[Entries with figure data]
..............................

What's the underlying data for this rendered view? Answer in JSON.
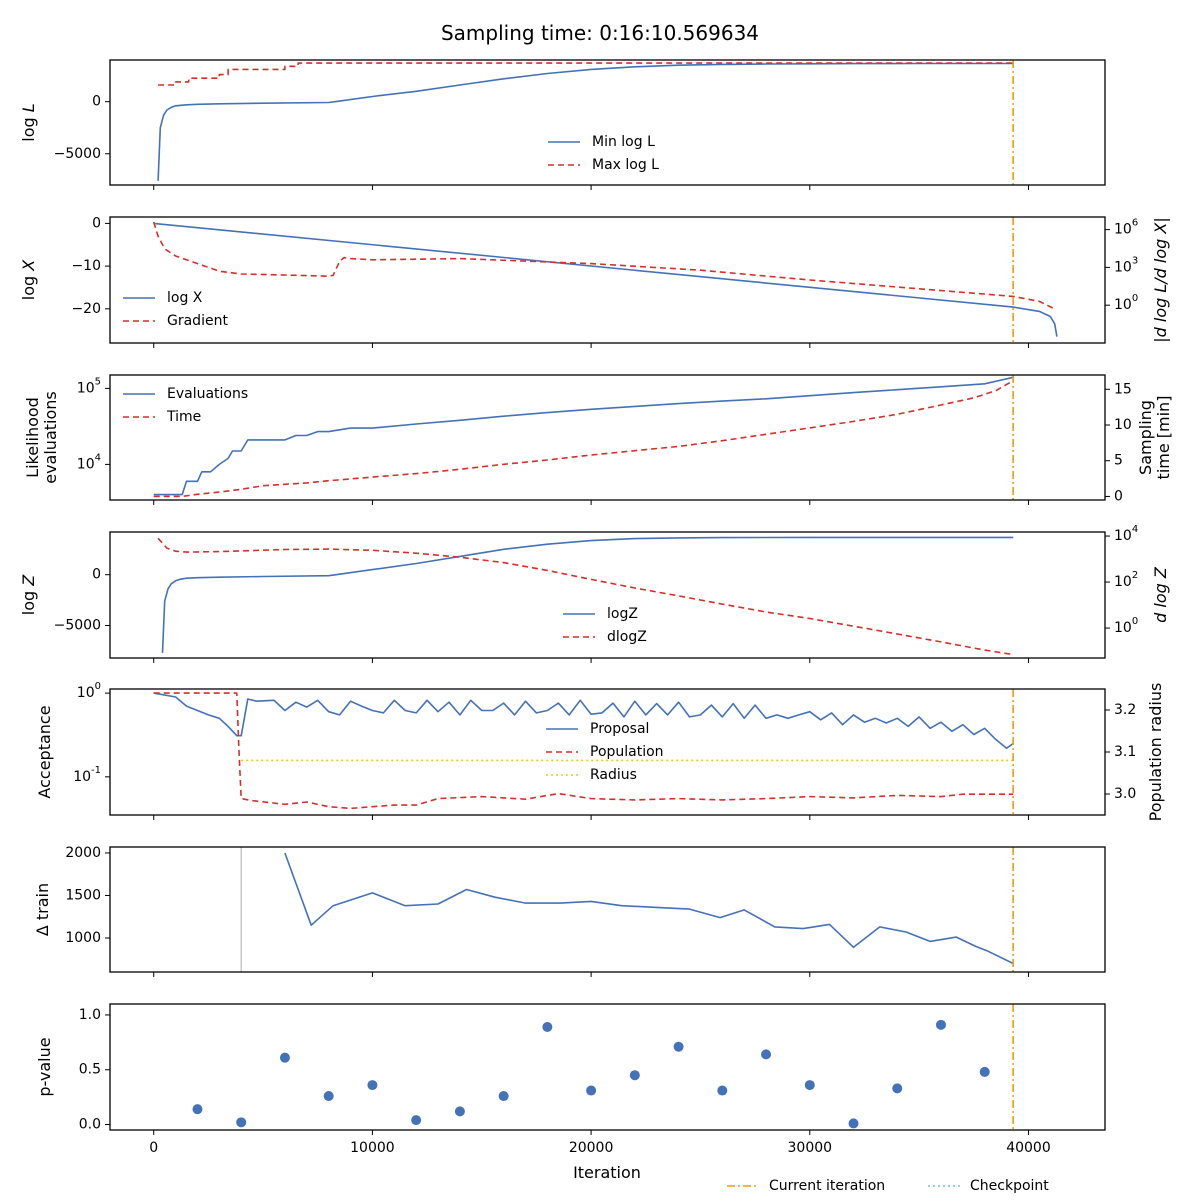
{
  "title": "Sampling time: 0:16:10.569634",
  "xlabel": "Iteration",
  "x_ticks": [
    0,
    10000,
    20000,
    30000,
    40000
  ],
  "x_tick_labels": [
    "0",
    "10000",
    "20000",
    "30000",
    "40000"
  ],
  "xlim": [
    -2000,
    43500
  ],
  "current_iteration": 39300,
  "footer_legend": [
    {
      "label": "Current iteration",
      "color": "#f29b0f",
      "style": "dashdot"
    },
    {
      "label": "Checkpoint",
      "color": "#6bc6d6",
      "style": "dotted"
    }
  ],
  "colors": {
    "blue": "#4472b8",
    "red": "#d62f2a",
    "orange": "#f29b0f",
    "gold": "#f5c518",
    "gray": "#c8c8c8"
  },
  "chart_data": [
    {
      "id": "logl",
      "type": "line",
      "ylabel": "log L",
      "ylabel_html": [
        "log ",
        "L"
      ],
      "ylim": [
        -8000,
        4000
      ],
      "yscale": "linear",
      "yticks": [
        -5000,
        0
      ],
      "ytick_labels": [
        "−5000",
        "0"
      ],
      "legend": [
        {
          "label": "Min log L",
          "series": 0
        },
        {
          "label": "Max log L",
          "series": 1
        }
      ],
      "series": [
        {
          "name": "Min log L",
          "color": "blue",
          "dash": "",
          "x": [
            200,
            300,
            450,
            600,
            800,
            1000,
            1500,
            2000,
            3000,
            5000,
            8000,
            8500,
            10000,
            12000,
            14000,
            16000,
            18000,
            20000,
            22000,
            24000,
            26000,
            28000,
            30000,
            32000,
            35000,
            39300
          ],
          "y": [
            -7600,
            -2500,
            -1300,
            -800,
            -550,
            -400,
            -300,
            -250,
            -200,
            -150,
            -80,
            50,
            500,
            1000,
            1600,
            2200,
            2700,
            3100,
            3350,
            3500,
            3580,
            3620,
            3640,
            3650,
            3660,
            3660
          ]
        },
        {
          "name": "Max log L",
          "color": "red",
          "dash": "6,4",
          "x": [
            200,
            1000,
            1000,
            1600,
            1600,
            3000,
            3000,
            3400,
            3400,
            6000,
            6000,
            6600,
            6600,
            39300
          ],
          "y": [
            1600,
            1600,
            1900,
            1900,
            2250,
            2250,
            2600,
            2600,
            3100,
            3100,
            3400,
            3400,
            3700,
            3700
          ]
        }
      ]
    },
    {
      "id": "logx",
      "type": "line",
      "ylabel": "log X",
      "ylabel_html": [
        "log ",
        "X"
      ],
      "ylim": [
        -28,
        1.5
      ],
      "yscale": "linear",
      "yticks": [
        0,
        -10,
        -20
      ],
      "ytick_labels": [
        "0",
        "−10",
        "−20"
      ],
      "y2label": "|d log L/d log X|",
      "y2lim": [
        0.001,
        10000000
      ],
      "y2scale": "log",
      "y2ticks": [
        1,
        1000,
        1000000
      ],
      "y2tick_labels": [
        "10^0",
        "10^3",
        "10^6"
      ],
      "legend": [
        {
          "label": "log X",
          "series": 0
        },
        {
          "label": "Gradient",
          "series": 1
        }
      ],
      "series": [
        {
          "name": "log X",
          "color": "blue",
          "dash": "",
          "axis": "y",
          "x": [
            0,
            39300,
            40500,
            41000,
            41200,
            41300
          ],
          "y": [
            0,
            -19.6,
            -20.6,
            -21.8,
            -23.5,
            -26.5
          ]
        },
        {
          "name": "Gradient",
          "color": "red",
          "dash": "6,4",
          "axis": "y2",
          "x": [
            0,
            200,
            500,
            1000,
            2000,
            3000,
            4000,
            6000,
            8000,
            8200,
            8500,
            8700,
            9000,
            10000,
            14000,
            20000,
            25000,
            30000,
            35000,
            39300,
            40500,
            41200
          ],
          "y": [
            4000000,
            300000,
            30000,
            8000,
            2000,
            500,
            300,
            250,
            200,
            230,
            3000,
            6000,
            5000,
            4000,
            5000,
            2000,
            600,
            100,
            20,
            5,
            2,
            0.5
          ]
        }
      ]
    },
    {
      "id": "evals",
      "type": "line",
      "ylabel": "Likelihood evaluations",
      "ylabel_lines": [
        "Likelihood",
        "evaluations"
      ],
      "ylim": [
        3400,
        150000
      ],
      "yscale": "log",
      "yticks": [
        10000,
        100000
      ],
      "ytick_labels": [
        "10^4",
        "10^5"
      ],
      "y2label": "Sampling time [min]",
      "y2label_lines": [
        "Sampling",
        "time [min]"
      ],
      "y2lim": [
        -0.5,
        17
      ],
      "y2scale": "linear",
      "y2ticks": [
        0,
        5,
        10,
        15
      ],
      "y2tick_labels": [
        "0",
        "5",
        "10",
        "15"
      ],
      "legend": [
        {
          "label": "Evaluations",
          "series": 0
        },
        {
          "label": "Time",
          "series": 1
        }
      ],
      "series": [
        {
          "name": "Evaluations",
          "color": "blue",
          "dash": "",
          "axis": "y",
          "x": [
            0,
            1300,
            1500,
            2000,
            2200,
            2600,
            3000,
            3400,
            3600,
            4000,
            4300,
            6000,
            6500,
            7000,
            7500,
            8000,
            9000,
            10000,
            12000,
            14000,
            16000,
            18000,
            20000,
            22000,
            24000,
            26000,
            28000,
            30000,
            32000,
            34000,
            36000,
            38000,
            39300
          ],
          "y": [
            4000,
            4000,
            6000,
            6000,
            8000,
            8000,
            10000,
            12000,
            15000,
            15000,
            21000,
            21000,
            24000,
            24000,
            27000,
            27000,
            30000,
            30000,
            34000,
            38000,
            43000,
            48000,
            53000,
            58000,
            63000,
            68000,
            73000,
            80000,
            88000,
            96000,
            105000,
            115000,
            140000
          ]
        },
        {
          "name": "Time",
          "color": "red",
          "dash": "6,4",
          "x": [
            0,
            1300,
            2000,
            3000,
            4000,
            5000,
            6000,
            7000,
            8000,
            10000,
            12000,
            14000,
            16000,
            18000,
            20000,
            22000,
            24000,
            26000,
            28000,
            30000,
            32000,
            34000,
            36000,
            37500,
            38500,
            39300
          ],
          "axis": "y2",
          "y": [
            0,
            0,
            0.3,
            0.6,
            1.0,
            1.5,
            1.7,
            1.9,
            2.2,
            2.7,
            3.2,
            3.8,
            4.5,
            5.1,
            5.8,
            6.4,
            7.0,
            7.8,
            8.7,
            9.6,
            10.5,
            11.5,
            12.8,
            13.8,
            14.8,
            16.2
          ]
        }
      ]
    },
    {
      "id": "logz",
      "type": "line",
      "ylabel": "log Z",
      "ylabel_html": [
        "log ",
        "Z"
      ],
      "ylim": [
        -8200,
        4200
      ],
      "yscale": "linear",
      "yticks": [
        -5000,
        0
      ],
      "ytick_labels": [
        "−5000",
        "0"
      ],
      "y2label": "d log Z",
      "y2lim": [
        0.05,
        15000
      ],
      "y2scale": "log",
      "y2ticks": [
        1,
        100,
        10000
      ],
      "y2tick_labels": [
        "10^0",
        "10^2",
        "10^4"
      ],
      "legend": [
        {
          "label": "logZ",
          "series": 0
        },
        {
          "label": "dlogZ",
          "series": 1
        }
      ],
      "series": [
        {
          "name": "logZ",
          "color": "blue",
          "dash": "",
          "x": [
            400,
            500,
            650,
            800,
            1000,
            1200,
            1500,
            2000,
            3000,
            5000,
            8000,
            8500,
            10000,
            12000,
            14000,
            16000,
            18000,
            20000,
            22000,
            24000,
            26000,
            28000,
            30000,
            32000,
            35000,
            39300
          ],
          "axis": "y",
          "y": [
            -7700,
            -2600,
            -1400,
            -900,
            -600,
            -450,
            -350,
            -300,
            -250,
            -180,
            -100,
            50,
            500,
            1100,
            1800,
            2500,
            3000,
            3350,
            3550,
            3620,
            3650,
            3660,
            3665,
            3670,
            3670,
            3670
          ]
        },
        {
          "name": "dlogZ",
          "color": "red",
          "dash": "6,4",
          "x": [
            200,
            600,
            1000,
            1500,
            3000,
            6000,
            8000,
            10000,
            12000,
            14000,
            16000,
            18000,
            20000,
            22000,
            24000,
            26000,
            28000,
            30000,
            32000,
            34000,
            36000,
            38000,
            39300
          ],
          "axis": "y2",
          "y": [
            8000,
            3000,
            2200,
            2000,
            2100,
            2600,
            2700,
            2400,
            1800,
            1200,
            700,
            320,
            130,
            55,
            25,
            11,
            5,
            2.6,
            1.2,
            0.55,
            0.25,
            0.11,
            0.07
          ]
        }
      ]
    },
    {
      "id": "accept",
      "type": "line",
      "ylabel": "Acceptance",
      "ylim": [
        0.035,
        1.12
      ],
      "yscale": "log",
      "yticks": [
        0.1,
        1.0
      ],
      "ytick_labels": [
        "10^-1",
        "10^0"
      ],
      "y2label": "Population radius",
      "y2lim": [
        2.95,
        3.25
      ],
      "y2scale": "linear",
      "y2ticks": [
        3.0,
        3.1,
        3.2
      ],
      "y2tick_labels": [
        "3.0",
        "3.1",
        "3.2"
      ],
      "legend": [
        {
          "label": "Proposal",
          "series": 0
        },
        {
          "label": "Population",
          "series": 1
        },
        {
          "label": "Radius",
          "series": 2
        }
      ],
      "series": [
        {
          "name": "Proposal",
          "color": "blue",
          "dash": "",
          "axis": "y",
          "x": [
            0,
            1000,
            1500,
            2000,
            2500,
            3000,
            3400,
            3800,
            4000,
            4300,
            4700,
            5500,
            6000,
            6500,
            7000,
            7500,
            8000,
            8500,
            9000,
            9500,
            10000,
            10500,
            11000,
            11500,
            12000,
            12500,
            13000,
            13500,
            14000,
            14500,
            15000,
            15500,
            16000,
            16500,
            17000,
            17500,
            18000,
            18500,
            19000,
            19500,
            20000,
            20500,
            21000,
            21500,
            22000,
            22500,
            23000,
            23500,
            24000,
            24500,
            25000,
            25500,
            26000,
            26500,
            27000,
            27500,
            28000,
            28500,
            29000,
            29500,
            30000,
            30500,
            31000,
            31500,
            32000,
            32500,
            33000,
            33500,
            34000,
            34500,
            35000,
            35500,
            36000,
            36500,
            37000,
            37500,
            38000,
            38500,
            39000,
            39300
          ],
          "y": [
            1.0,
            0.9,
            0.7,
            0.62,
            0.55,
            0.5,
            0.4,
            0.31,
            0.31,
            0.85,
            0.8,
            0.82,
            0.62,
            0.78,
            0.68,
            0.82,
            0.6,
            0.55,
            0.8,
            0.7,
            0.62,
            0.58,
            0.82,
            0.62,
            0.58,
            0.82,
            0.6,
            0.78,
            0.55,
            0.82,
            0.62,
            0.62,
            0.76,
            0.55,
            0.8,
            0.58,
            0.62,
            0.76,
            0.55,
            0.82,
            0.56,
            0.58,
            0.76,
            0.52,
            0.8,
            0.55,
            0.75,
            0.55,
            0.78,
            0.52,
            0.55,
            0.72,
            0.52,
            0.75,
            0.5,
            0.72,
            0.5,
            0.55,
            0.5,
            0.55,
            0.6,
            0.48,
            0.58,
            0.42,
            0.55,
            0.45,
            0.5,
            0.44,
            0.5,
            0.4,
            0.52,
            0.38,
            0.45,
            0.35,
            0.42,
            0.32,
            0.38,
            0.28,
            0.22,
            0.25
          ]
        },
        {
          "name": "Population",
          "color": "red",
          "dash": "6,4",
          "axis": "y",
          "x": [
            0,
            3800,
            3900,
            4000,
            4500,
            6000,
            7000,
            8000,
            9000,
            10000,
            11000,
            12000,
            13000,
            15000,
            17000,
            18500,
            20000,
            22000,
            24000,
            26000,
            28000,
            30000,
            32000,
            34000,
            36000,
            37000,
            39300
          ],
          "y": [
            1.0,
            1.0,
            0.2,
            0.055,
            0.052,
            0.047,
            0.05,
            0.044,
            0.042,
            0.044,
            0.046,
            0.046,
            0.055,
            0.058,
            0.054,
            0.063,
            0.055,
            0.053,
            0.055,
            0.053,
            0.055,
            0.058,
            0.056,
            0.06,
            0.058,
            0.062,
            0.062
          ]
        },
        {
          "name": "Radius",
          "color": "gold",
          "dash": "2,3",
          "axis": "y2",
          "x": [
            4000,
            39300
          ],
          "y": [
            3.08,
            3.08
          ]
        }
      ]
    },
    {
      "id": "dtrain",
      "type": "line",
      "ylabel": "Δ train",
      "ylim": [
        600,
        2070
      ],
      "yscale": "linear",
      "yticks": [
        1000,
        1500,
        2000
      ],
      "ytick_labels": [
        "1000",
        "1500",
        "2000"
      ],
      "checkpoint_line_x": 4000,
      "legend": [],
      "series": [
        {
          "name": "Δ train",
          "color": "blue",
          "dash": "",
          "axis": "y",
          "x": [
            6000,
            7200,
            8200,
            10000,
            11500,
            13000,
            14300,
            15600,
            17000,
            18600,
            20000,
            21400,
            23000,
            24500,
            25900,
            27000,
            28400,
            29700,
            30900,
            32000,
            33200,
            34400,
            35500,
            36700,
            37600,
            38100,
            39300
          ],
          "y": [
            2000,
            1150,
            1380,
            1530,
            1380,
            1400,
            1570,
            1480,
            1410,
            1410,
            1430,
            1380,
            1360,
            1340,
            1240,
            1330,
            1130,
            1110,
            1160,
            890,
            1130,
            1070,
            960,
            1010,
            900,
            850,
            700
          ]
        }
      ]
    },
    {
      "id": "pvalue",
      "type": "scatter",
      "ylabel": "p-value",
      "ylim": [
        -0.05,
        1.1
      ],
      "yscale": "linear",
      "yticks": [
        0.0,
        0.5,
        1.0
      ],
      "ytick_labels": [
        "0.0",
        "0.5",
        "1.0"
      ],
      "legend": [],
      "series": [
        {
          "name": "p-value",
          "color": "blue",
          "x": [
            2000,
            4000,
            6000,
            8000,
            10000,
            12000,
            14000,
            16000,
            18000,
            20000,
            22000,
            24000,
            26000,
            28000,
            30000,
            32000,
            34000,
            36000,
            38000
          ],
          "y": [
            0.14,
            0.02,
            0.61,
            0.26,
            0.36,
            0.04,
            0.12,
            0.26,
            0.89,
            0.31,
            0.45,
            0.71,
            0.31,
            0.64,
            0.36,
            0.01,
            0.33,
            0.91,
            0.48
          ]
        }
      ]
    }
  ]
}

..............................

WHAT IS EXPECTED: Copy out the lines in which the string "Population" appears.

THE SOLUTION:
      "y2label": "Population radius",
          "label": "Population",
          "name": "Population",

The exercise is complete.